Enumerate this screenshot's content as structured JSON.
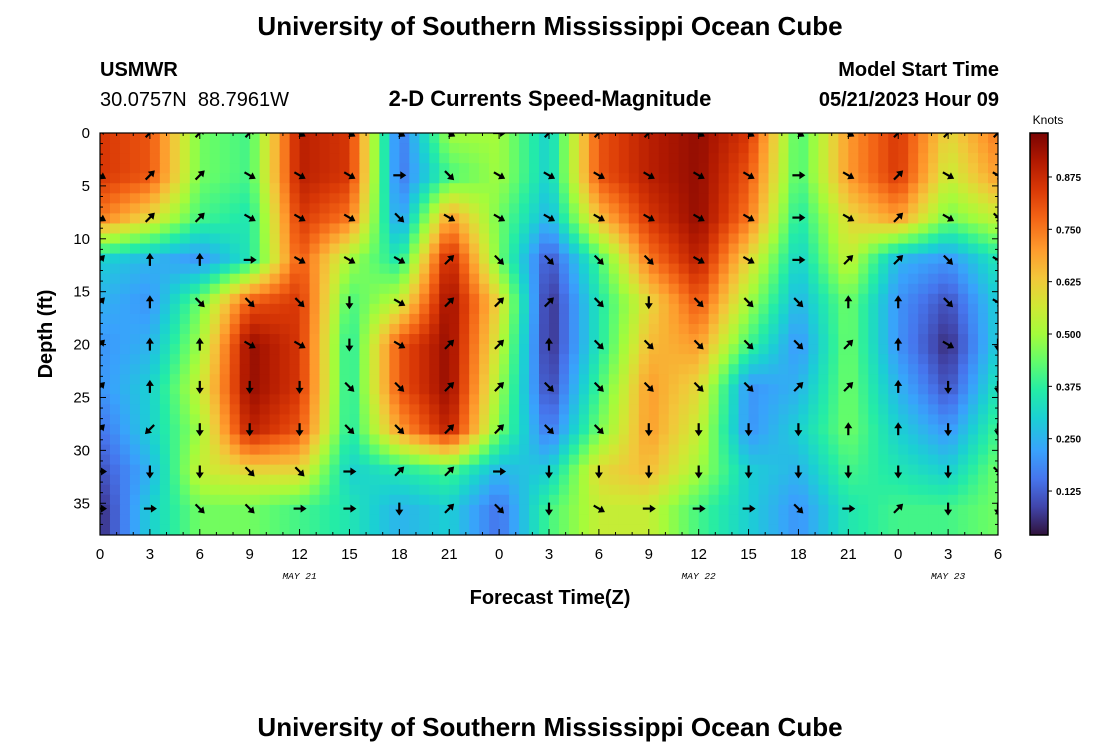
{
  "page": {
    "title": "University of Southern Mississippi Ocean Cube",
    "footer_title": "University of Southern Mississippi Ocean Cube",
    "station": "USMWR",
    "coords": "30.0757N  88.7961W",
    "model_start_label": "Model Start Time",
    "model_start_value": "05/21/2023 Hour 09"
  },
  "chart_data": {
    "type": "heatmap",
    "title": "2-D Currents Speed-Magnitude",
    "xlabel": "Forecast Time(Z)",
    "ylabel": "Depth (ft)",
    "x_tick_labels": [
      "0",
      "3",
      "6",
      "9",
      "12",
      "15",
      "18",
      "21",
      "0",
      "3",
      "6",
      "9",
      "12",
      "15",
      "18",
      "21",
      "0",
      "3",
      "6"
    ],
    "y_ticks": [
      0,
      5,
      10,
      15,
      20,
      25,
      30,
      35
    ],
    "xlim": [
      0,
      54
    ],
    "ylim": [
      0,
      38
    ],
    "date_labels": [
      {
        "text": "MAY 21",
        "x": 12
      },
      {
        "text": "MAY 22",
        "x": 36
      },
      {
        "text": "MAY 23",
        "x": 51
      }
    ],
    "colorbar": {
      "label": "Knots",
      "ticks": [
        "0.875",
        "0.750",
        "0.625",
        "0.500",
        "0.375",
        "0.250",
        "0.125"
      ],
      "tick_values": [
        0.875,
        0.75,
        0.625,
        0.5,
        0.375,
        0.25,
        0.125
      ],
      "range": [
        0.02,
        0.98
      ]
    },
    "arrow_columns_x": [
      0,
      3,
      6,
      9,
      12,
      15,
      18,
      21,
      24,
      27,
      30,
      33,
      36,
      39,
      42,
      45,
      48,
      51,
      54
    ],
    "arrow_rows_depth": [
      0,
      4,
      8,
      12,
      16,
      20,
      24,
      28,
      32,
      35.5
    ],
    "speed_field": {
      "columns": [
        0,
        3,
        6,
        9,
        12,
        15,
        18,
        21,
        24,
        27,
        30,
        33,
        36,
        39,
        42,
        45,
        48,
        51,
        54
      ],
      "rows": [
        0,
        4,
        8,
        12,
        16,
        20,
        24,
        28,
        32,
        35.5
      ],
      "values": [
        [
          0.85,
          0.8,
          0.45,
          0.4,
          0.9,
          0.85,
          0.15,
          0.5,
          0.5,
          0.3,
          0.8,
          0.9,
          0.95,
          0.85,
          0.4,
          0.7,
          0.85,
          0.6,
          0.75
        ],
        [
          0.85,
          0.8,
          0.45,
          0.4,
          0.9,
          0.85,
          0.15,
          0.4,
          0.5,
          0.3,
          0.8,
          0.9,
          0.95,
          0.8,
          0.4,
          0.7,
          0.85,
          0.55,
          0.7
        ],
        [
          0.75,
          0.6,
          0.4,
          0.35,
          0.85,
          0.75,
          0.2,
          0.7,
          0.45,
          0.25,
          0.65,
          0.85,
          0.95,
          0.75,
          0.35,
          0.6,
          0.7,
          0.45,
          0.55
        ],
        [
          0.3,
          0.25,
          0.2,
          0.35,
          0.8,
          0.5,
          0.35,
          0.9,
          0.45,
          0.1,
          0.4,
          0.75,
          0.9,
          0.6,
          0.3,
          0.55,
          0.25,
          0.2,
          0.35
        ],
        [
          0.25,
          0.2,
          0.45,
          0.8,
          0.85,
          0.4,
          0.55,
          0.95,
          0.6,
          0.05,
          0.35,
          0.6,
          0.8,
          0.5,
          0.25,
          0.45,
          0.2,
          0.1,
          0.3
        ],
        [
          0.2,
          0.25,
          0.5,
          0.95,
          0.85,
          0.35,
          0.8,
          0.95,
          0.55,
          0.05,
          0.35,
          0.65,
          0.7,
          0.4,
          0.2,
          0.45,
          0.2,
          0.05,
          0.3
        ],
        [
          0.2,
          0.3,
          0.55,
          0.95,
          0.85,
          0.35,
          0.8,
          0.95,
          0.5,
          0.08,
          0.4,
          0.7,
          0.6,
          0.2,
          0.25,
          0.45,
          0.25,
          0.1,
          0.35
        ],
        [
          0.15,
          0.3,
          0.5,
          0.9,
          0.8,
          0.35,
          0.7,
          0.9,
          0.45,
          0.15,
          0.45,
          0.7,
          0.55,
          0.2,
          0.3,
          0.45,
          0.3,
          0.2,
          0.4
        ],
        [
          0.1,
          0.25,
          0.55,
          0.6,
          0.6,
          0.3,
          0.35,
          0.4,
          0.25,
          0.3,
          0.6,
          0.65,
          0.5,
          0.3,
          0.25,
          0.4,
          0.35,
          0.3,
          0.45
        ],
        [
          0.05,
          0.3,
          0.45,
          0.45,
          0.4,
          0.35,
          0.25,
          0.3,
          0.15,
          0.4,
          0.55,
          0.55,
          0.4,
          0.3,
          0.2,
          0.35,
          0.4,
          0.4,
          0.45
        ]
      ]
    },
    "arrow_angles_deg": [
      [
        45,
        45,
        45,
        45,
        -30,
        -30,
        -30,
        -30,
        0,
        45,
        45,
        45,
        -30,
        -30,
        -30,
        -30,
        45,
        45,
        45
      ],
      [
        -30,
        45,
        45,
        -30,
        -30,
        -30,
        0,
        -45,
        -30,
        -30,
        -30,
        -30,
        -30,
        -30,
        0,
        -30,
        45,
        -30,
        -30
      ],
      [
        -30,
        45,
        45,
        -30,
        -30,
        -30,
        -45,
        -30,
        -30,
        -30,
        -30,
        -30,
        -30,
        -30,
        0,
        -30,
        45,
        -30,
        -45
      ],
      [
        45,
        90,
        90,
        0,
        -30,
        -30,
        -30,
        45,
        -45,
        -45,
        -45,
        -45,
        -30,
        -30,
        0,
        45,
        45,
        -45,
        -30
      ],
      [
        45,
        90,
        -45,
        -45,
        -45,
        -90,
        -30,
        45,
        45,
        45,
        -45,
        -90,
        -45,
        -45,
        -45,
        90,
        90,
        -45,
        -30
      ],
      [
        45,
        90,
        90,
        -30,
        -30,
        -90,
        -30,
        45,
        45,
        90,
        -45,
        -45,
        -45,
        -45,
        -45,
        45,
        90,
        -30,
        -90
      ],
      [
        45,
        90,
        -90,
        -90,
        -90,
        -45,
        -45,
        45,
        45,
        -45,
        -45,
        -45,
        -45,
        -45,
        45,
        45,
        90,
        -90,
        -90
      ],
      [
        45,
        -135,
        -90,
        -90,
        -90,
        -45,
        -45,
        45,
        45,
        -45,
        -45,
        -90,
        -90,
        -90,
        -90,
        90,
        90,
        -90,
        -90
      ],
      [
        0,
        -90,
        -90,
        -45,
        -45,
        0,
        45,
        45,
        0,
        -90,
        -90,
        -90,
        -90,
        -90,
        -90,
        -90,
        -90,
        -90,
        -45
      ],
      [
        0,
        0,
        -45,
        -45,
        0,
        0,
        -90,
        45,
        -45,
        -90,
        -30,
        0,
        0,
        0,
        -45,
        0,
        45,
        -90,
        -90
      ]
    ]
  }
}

---*---

### Written request
Reproduce the whole listing above word for word, but not its pictures.

### Correct answer
Enumerate this screenshot's content as structured JSON.
{
  "page": {
    "title": "University of Southern Mississippi Ocean Cube",
    "footer_title": "University of Southern Mississippi Ocean Cube",
    "station": "USMWR",
    "coords": "30.0757N  88.7961W",
    "model_start_label": "Model Start Time",
    "model_start_value": "05/21/2023 Hour 09"
  },
  "chart_data": {
    "type": "heatmap",
    "title": "2-D Currents Speed-Magnitude",
    "xlabel": "Forecast Time(Z)",
    "ylabel": "Depth (ft)",
    "x_tick_labels": [
      "0",
      "3",
      "6",
      "9",
      "12",
      "15",
      "18",
      "21",
      "0",
      "3",
      "6",
      "9",
      "12",
      "15",
      "18",
      "21",
      "0",
      "3",
      "6"
    ],
    "y_ticks": [
      0,
      5,
      10,
      15,
      20,
      25,
      30,
      35
    ],
    "xlim": [
      0,
      54
    ],
    "ylim": [
      0,
      38
    ],
    "date_labels": [
      {
        "text": "MAY 21",
        "x": 12
      },
      {
        "text": "MAY 22",
        "x": 36
      },
      {
        "text": "MAY 23",
        "x": 51
      }
    ],
    "colorbar": {
      "label": "Knots",
      "ticks": [
        "0.875",
        "0.750",
        "0.625",
        "0.500",
        "0.375",
        "0.250",
        "0.125"
      ],
      "tick_values": [
        0.875,
        0.75,
        0.625,
        0.5,
        0.375,
        0.25,
        0.125
      ],
      "range": [
        0.02,
        0.98
      ]
    },
    "arrow_columns_x": [
      0,
      3,
      6,
      9,
      12,
      15,
      18,
      21,
      24,
      27,
      30,
      33,
      36,
      39,
      42,
      45,
      48,
      51,
      54
    ],
    "arrow_rows_depth": [
      0,
      4,
      8,
      12,
      16,
      20,
      24,
      28,
      32,
      35.5
    ],
    "speed_field": {
      "columns": [
        0,
        3,
        6,
        9,
        12,
        15,
        18,
        21,
        24,
        27,
        30,
        33,
        36,
        39,
        42,
        45,
        48,
        51,
        54
      ],
      "rows": [
        0,
        4,
        8,
        12,
        16,
        20,
        24,
        28,
        32,
        35.5
      ],
      "values": [
        [
          0.85,
          0.8,
          0.45,
          0.4,
          0.9,
          0.85,
          0.15,
          0.5,
          0.5,
          0.3,
          0.8,
          0.9,
          0.95,
          0.85,
          0.4,
          0.7,
          0.85,
          0.6,
          0.75
        ],
        [
          0.85,
          0.8,
          0.45,
          0.4,
          0.9,
          0.85,
          0.15,
          0.4,
          0.5,
          0.3,
          0.8,
          0.9,
          0.95,
          0.8,
          0.4,
          0.7,
          0.85,
          0.55,
          0.7
        ],
        [
          0.75,
          0.6,
          0.4,
          0.35,
          0.85,
          0.75,
          0.2,
          0.7,
          0.45,
          0.25,
          0.65,
          0.85,
          0.95,
          0.75,
          0.35,
          0.6,
          0.7,
          0.45,
          0.55
        ],
        [
          0.3,
          0.25,
          0.2,
          0.35,
          0.8,
          0.5,
          0.35,
          0.9,
          0.45,
          0.1,
          0.4,
          0.75,
          0.9,
          0.6,
          0.3,
          0.55,
          0.25,
          0.2,
          0.35
        ],
        [
          0.25,
          0.2,
          0.45,
          0.8,
          0.85,
          0.4,
          0.55,
          0.95,
          0.6,
          0.05,
          0.35,
          0.6,
          0.8,
          0.5,
          0.25,
          0.45,
          0.2,
          0.1,
          0.3
        ],
        [
          0.2,
          0.25,
          0.5,
          0.95,
          0.85,
          0.35,
          0.8,
          0.95,
          0.55,
          0.05,
          0.35,
          0.65,
          0.7,
          0.4,
          0.2,
          0.45,
          0.2,
          0.05,
          0.3
        ],
        [
          0.2,
          0.3,
          0.55,
          0.95,
          0.85,
          0.35,
          0.8,
          0.95,
          0.5,
          0.08,
          0.4,
          0.7,
          0.6,
          0.2,
          0.25,
          0.45,
          0.25,
          0.1,
          0.35
        ],
        [
          0.15,
          0.3,
          0.5,
          0.9,
          0.8,
          0.35,
          0.7,
          0.9,
          0.45,
          0.15,
          0.45,
          0.7,
          0.55,
          0.2,
          0.3,
          0.45,
          0.3,
          0.2,
          0.4
        ],
        [
          0.1,
          0.25,
          0.55,
          0.6,
          0.6,
          0.3,
          0.35,
          0.4,
          0.25,
          0.3,
          0.6,
          0.65,
          0.5,
          0.3,
          0.25,
          0.4,
          0.35,
          0.3,
          0.45
        ],
        [
          0.05,
          0.3,
          0.45,
          0.45,
          0.4,
          0.35,
          0.25,
          0.3,
          0.15,
          0.4,
          0.55,
          0.55,
          0.4,
          0.3,
          0.2,
          0.35,
          0.4,
          0.4,
          0.45
        ]
      ]
    },
    "arrow_angles_deg": [
      [
        45,
        45,
        45,
        45,
        -30,
        -30,
        -30,
        -30,
        0,
        45,
        45,
        45,
        -30,
        -30,
        -30,
        -30,
        45,
        45,
        45
      ],
      [
        -30,
        45,
        45,
        -30,
        -30,
        -30,
        0,
        -45,
        -30,
        -30,
        -30,
        -30,
        -30,
        -30,
        0,
        -30,
        45,
        -30,
        -30
      ],
      [
        -30,
        45,
        45,
        -30,
        -30,
        -30,
        -45,
        -30,
        -30,
        -30,
        -30,
        -30,
        -30,
        -30,
        0,
        -30,
        45,
        -30,
        -45
      ],
      [
        45,
        90,
        90,
        0,
        -30,
        -30,
        -30,
        45,
        -45,
        -45,
        -45,
        -45,
        -30,
        -30,
        0,
        45,
        45,
        -45,
        -30
      ],
      [
        45,
        90,
        -45,
        -45,
        -45,
        -90,
        -30,
        45,
        45,
        45,
        -45,
        -90,
        -45,
        -45,
        -45,
        90,
        90,
        -45,
        -30
      ],
      [
        45,
        90,
        90,
        -30,
        -30,
        -90,
        -30,
        45,
        45,
        90,
        -45,
        -45,
        -45,
        -45,
        -45,
        45,
        90,
        -30,
        -90
      ],
      [
        45,
        90,
        -90,
        -90,
        -90,
        -45,
        -45,
        45,
        45,
        -45,
        -45,
        -45,
        -45,
        -45,
        45,
        45,
        90,
        -90,
        -90
      ],
      [
        45,
        -135,
        -90,
        -90,
        -90,
        -45,
        -45,
        45,
        45,
        -45,
        -45,
        -90,
        -90,
        -90,
        -90,
        90,
        90,
        -90,
        -90
      ],
      [
        0,
        -90,
        -90,
        -45,
        -45,
        0,
        45,
        45,
        0,
        -90,
        -90,
        -90,
        -90,
        -90,
        -90,
        -90,
        -90,
        -90,
        -45
      ],
      [
        0,
        0,
        -45,
        -45,
        0,
        0,
        -90,
        45,
        -45,
        -90,
        -30,
        0,
        0,
        0,
        -45,
        0,
        45,
        -90,
        -90
      ]
    ]
  }
}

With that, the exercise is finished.